**** Excerpted passage ****
I noticed that the FuncInlinerInterface specifies that all call operations can be inlined. How do I override this behavior? Ideally, I would like some functions with a “noinline” attribute to be not inlined even after the inlining pass.
We are generally missing a proper cost model for the inliner. Designing and implementing that would be nice. The first step towards that could be proposing an attribute that can be used for any op that implements the inliner interfaces.
We have been working on the inliner, specifically in the context of inlining LLVM. We currently handle the noinline attribute (among others).
A more general solution would be nice if you are interested in working on this
For example, a solution could be adding a bool hasNoInline() method to CallableOpInterface, defaulting to returning false, which func.func and llvm.func can override. There are already attributes for this on llvm.func, but func.func would need an additional (unary?) attribute that can be set. This could then be queried from isLegalToInline in the generic InlinerInterface.
**** Dataset extract ****
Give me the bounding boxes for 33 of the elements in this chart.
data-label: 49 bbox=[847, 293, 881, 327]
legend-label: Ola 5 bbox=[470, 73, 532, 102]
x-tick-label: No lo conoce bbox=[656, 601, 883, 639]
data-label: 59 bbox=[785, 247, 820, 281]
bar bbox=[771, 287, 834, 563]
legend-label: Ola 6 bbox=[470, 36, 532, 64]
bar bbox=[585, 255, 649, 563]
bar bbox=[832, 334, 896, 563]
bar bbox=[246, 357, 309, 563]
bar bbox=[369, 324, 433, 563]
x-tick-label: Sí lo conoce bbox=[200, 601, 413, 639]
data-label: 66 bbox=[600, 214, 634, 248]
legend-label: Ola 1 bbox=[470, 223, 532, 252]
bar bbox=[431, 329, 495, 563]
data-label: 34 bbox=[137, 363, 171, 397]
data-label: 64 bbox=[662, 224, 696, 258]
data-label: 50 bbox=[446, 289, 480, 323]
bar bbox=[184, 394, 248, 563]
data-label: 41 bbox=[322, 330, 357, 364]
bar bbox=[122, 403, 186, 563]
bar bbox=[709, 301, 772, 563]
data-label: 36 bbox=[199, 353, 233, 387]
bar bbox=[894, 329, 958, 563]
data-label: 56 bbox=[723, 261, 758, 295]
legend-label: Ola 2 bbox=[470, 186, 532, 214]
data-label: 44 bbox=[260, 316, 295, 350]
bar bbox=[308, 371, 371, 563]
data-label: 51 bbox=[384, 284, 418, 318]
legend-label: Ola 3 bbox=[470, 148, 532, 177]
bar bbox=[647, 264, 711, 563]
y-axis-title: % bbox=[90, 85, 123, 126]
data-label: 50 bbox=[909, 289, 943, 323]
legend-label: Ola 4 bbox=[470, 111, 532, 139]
****
# Exercise requirements:
1. In the inliner discussion, what method is proposed for adding to CallableOpInterface?
2. Write out the part of the inliner discussion from "I noticed that" up to and including "the inliner interfaces.".
3. Continue the inliner discussion, picking up after its final sentence.

# Expected responses:
1. A bool hasNoInline() method that returns false by default.

2.
I noticed that the FuncInlinerInterface specifies that all call operations can be inlined. How do I override this behavior? Ideally, I would like some functions with a “noinline” attribute to be not inlined even after the inlining pass.
We are generally missing a proper cost model for the inliner. Designing and implementing that would be nice. The first step towards that could be proposing an attribute that can be used for any op that implements the inliner interfaces.

3.
If the goal is to develop a cost model for the inliner, it may also be worth considering to put the noinline attribute on the call rather than on the function. Annotating the calls allows a possible cost model to control the inlining based on properties of call site and callable.
A cost model could then be implemented as separate passes that runs before the inlining and annotates all the call sites that should not be inlined.
Add a hasNoInline method in CallableOpInterface that returns false by default.
Modify DialectInlinerInterface to let it check ops that inherit CallableOpInterface and call hasNoInline()
Remove existing code that checks the noinline attributes to determine if inlining should happen.
The other solution is to modify the func dialect just the same way as you did for the llvm dialect, just checking the noinline attribute in isLegalToInline functions.
Does your dialect implement its own CallOpInterface? In that case, you can just implement the DialectInlinerInterface for your dialect, and implement isLegalInline in whatever way is convenient for you, for example by adding an attribute to the call and/or the callable.
If you are relying on func.call and func.func, you would need to extend the callable (and/or perhaps on the call, as @gysit suggested) with a way to mark this, such as a new attribute, and check it in its DialectInlinerInterfaceimplementation.
Yeah, I defined our own func and call ops yesterday…
If you are relying on func.call and func.func, you would need to extend the callable (and/or perhaps on the call, as @gysit suggested) with a way to mark this, such as a new attribute, and check it in its DialectInlinerInterfaceimplementation.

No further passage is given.